### DIRECTIONS
In the part of the records that opens with the line containing "y-tick-label: 40% xyxy=(28,300,80,330)" and closes with the line containing "category-label: 2 Yr", swap "Delisted" for "Removed" and return only those lines with everything else unchanged.

### INPUT RECORDS

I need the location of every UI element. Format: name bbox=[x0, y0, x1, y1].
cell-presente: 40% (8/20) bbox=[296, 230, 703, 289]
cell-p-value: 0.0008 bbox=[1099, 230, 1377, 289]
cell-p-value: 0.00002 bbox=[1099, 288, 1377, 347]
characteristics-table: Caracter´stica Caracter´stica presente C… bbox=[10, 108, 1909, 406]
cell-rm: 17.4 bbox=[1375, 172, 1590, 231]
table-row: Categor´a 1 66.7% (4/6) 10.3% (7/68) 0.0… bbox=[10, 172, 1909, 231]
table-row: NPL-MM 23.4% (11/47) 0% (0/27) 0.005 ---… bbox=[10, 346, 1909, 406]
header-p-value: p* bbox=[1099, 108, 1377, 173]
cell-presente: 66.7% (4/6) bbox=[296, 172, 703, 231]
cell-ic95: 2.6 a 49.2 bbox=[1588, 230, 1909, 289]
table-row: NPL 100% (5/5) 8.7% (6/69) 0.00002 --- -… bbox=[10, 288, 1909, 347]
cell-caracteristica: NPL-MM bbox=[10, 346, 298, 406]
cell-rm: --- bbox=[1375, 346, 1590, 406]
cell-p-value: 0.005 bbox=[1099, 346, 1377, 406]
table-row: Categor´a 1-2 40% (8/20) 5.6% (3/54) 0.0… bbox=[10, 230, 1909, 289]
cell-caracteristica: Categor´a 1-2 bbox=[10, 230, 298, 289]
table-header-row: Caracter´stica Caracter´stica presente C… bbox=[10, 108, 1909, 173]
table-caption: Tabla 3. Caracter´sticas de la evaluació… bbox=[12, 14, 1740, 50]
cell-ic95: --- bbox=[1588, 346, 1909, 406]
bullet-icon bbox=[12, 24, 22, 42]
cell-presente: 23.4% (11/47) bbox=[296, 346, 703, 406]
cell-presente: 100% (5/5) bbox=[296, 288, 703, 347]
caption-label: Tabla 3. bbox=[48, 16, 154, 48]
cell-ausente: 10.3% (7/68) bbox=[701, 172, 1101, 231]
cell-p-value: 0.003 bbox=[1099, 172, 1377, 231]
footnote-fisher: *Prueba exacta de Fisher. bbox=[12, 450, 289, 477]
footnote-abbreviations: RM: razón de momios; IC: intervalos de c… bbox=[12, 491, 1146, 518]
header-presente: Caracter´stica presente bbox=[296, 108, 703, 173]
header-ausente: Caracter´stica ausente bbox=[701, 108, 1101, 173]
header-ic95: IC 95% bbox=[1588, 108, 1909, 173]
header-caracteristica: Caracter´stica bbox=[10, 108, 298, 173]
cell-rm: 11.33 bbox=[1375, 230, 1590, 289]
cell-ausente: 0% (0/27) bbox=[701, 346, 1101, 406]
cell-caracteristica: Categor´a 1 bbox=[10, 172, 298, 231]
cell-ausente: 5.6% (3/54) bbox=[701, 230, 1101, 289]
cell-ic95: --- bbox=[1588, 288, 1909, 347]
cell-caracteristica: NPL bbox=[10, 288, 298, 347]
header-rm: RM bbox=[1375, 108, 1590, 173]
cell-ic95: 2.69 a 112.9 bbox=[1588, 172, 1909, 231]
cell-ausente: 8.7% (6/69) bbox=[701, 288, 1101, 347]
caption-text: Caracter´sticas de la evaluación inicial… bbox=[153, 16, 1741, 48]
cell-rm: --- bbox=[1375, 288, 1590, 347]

--

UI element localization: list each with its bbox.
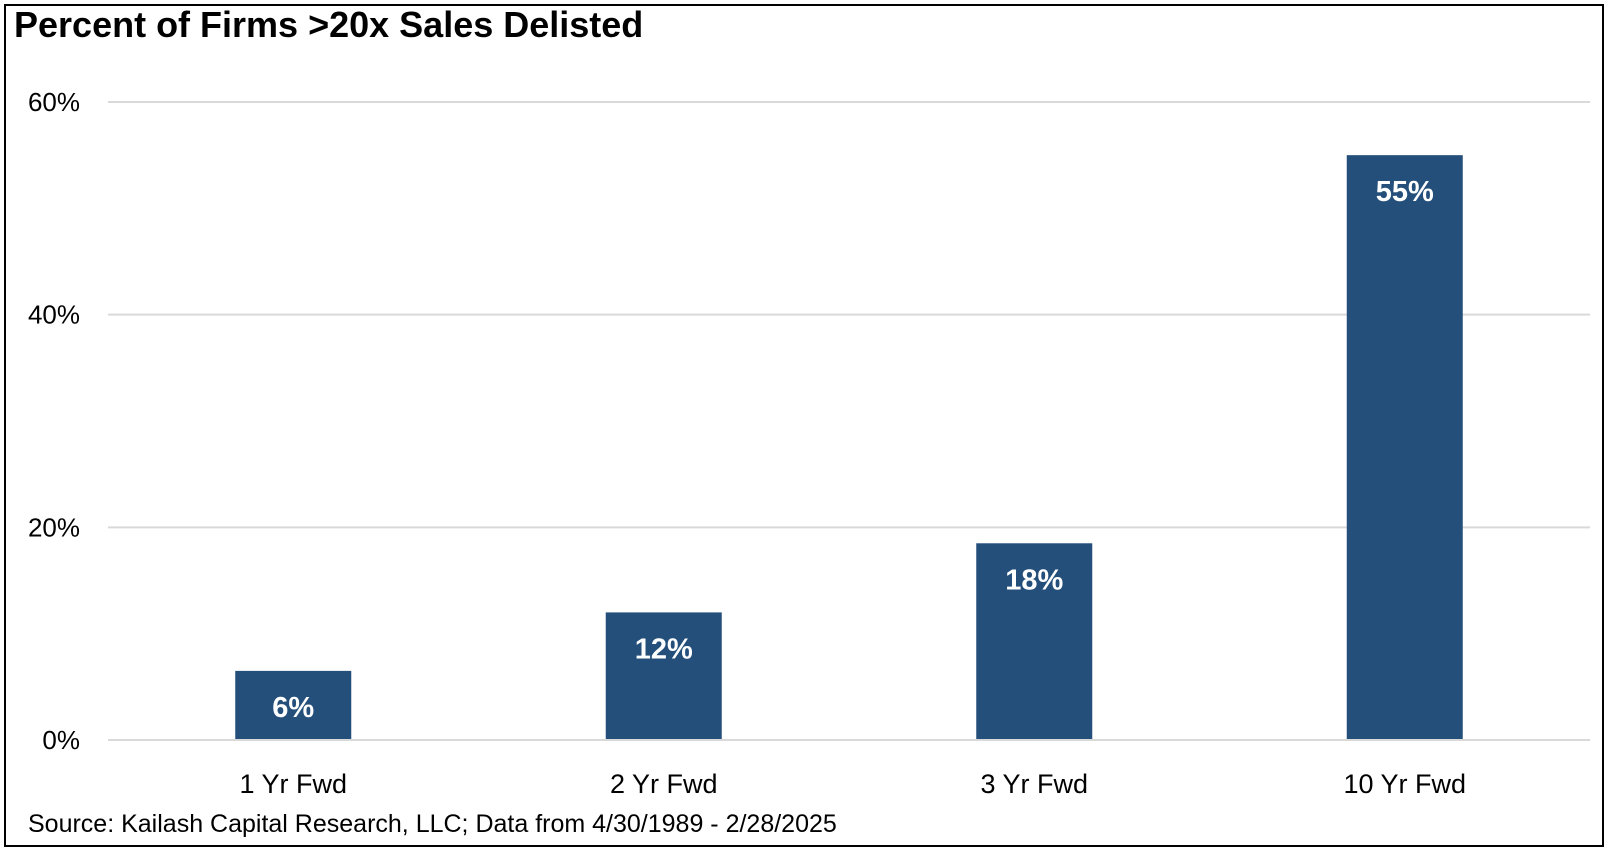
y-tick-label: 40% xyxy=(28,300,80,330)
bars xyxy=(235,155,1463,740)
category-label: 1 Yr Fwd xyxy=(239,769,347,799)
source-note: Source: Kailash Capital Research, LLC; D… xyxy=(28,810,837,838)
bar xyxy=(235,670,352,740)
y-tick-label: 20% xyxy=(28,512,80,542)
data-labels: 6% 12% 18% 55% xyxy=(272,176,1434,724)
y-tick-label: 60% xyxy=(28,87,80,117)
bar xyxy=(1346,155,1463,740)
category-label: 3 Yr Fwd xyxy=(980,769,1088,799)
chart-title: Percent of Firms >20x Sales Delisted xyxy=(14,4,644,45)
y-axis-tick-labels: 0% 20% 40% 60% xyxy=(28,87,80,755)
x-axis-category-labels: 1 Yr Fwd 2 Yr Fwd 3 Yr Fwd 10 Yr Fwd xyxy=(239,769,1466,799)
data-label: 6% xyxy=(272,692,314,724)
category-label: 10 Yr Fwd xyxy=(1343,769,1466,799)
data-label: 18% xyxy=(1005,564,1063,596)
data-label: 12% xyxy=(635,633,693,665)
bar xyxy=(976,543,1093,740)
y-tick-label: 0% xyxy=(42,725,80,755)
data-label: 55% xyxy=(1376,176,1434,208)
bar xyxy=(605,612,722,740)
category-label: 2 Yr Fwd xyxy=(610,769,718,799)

### EXERCISE OUTPUT
y-tick-label: 40% xyxy=(28,300,80,330)
bars xyxy=(235,155,1463,740)
category-label: 1 Yr Fwd xyxy=(239,769,347,799)
source-note: Source: Kailash Capital Research, LLC; D… xyxy=(28,810,837,838)
bar xyxy=(235,670,352,740)
y-tick-label: 20% xyxy=(28,512,80,542)
data-labels: 6% 12% 18% 55% xyxy=(272,176,1434,724)
y-tick-label: 60% xyxy=(28,87,80,117)
bar xyxy=(1346,155,1463,740)
category-label: 3 Yr Fwd xyxy=(980,769,1088,799)
chart-title: Percent of Firms >20x Sales Removed xyxy=(14,4,644,45)
y-axis-tick-labels: 0% 20% 40% 60% xyxy=(28,87,80,755)
x-axis-category-labels: 1 Yr Fwd 2 Yr Fwd 3 Yr Fwd 10 Yr Fwd xyxy=(239,769,1466,799)
data-label: 6% xyxy=(272,692,314,724)
category-label: 10 Yr Fwd xyxy=(1343,769,1466,799)
data-label: 18% xyxy=(1005,564,1063,596)
data-label: 12% xyxy=(635,633,693,665)
bar xyxy=(976,543,1093,740)
y-tick-label: 0% xyxy=(42,725,80,755)
data-label: 55% xyxy=(1376,176,1434,208)
bar xyxy=(605,612,722,740)
category-label: 2 Yr Fwd xyxy=(610,769,718,799)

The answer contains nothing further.